**Exercise instructions**
Search the listing below for the string "исполнительной" and show each line that contains it.

○ ○ ○ ○ ○

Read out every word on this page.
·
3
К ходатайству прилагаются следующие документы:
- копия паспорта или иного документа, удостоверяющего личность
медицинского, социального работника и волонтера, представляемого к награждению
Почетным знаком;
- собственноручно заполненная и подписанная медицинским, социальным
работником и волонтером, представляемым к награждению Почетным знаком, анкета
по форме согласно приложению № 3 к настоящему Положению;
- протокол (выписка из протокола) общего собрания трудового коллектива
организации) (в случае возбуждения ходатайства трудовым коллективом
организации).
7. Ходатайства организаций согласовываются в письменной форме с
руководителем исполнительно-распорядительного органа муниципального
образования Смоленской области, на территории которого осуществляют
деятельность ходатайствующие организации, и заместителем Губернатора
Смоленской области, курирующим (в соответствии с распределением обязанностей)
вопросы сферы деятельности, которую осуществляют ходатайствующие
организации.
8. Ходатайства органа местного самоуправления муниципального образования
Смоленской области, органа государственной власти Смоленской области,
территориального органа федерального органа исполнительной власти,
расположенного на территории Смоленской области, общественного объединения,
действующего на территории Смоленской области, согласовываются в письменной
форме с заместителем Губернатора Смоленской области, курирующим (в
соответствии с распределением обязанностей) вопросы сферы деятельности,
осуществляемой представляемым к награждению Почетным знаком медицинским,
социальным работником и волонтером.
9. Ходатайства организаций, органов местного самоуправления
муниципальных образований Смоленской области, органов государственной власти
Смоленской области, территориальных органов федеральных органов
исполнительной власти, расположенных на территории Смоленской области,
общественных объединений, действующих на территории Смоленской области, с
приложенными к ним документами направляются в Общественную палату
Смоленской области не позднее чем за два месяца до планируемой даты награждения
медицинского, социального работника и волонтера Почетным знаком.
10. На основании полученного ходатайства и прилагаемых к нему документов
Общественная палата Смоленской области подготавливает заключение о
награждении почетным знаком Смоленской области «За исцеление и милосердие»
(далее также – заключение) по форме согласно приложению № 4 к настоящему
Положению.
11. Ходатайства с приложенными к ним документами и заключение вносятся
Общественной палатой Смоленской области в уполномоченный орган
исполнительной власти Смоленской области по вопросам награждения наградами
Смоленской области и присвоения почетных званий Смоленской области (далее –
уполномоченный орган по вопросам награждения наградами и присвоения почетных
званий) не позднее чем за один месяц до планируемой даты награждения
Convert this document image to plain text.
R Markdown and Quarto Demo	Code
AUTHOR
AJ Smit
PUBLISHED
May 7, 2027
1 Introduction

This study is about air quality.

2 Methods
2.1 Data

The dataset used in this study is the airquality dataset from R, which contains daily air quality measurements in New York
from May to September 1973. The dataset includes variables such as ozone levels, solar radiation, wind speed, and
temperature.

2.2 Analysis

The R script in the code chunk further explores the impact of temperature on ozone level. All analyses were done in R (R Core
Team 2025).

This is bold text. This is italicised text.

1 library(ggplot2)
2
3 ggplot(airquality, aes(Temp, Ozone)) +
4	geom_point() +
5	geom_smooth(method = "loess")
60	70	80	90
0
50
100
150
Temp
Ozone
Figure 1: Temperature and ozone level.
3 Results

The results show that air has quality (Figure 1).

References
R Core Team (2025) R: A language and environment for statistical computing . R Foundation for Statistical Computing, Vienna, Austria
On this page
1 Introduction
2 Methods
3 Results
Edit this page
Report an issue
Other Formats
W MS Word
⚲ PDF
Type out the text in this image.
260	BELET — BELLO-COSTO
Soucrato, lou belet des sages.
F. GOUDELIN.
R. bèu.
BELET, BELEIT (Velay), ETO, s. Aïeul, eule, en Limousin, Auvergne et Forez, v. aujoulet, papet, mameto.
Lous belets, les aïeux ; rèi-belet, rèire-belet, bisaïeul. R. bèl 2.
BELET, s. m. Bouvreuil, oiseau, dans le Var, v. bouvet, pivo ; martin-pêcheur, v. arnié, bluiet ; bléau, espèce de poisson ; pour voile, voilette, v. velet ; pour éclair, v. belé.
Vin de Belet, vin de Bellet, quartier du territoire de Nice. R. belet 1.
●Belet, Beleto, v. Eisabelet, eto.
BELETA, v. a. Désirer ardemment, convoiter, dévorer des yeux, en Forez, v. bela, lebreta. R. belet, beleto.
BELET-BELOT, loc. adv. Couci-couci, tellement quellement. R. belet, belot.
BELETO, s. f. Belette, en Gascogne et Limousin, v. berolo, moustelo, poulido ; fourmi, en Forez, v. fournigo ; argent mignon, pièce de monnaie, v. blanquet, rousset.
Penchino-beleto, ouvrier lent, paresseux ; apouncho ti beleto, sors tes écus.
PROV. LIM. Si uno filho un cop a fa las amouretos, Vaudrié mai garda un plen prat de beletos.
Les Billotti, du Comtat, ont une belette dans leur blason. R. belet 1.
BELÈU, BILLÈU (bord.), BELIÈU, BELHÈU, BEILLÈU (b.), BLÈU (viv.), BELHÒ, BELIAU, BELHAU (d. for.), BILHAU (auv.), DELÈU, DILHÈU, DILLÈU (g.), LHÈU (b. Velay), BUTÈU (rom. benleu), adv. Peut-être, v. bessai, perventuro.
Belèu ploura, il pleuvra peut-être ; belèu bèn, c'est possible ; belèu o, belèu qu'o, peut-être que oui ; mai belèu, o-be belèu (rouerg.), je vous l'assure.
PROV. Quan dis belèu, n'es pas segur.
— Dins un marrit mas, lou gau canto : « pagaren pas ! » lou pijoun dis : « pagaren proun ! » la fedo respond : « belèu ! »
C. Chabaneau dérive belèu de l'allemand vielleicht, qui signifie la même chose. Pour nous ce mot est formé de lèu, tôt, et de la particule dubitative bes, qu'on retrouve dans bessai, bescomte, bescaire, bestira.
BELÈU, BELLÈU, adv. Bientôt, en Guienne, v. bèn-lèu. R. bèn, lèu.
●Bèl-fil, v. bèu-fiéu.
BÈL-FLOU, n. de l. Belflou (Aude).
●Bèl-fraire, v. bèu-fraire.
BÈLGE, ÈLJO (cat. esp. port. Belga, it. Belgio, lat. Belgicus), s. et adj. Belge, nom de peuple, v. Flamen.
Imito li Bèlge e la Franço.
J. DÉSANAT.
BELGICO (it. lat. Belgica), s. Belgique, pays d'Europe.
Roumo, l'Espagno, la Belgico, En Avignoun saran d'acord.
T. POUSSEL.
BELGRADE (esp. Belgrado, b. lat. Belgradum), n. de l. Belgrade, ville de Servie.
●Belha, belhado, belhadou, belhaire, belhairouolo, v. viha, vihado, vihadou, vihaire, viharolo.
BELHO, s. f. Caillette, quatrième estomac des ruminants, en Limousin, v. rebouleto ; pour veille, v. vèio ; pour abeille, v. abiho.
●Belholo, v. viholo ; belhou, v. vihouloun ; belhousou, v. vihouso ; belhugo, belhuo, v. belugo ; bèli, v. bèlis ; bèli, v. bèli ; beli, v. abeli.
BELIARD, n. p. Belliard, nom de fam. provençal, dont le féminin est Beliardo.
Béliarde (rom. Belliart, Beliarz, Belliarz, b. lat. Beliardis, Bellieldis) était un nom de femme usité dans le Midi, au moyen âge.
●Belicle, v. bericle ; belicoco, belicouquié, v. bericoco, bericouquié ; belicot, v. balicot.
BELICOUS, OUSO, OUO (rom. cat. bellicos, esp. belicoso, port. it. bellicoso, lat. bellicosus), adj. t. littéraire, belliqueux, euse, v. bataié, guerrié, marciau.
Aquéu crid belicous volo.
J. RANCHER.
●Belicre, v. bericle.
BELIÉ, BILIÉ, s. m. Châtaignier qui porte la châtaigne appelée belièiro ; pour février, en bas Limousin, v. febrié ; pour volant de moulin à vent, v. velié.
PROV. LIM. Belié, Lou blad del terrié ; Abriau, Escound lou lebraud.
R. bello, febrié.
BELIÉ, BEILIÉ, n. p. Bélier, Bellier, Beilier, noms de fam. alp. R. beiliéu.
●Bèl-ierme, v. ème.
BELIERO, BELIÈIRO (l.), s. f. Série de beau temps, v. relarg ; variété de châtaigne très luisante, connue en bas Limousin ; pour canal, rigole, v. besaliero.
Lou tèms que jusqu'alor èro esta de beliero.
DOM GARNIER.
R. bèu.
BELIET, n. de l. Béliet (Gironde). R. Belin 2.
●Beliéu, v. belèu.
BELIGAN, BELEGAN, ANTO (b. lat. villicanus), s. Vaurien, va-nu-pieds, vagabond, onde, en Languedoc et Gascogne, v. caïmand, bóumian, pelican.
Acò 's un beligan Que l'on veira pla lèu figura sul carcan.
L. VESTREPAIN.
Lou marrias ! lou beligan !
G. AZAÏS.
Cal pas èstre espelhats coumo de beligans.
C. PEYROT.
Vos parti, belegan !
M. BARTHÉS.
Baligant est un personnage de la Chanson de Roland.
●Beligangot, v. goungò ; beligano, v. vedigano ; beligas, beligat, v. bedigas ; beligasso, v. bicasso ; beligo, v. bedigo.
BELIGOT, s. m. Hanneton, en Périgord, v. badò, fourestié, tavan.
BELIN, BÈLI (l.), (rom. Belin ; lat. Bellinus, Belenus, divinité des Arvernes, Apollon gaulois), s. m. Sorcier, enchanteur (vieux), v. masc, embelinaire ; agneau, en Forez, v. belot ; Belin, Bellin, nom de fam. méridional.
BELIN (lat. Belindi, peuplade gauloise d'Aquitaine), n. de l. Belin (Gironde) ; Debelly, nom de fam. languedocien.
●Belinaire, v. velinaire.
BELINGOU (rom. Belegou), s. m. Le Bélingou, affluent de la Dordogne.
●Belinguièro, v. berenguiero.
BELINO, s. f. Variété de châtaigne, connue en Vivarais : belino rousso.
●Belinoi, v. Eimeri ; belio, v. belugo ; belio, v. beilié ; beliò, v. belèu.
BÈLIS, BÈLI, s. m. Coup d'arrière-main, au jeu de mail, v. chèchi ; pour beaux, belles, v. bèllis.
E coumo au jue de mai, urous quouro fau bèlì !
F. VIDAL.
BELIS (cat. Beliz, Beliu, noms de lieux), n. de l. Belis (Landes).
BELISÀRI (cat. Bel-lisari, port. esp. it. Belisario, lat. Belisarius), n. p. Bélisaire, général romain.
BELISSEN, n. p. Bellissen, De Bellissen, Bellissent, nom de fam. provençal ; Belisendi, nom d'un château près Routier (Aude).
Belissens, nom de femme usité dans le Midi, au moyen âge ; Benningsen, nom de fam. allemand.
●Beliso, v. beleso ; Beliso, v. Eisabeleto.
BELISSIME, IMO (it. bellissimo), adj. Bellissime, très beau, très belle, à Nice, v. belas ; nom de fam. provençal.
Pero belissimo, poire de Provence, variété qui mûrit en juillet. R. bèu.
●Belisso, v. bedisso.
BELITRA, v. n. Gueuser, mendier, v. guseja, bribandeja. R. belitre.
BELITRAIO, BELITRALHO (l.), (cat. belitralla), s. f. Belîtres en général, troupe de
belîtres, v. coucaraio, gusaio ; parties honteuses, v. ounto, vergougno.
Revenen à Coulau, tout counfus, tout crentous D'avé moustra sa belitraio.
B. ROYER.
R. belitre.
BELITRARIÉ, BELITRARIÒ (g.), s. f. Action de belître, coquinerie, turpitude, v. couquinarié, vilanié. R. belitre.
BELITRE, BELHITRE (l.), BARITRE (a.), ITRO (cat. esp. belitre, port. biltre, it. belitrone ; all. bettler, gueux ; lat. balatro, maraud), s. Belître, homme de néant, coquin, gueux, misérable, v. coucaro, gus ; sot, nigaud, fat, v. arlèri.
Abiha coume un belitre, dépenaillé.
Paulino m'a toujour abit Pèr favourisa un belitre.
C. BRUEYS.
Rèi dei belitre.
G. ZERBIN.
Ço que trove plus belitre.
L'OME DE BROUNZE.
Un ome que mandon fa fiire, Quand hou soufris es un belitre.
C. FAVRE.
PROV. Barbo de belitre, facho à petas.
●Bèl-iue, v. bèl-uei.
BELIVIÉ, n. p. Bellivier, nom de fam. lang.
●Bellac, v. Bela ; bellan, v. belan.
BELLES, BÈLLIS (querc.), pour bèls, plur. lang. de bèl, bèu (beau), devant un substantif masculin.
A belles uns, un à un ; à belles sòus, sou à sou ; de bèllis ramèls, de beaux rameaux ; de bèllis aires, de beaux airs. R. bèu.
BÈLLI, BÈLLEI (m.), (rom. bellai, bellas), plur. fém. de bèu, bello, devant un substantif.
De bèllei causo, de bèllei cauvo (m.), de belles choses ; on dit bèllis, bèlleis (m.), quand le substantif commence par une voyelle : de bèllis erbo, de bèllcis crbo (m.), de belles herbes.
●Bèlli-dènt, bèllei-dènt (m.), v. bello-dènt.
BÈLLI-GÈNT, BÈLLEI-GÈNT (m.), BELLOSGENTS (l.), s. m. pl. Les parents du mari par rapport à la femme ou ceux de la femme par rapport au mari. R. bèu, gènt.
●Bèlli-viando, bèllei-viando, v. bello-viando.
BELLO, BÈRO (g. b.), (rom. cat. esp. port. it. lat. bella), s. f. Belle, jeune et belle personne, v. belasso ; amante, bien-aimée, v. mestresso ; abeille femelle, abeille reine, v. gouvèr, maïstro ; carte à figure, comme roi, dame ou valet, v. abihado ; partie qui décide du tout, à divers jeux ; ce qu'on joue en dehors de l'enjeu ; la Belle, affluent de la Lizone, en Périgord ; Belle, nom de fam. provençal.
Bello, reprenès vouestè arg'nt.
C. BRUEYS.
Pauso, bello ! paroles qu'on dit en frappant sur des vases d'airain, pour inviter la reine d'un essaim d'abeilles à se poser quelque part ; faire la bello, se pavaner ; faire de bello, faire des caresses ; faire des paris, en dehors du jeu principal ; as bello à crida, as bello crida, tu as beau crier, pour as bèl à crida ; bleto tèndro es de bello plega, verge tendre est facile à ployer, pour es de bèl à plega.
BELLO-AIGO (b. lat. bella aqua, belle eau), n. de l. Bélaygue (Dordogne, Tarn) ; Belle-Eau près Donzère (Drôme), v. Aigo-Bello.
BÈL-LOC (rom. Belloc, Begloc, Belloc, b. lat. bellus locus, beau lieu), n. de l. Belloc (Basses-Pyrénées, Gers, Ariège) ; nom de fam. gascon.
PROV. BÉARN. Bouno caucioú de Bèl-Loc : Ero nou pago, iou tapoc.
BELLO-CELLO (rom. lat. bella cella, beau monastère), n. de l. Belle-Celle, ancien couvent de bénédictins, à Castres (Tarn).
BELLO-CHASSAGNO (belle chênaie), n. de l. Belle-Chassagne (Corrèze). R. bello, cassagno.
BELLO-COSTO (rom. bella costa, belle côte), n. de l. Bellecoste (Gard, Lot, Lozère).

○ ○ ○ ○ ○

**Answer to the problem**
территориального органа федерального органа исполнительной власти,
исполнительной власти, расположенных на территории Смоленской области,
исполнительной власти Смоленской области по вопросам награждения наградами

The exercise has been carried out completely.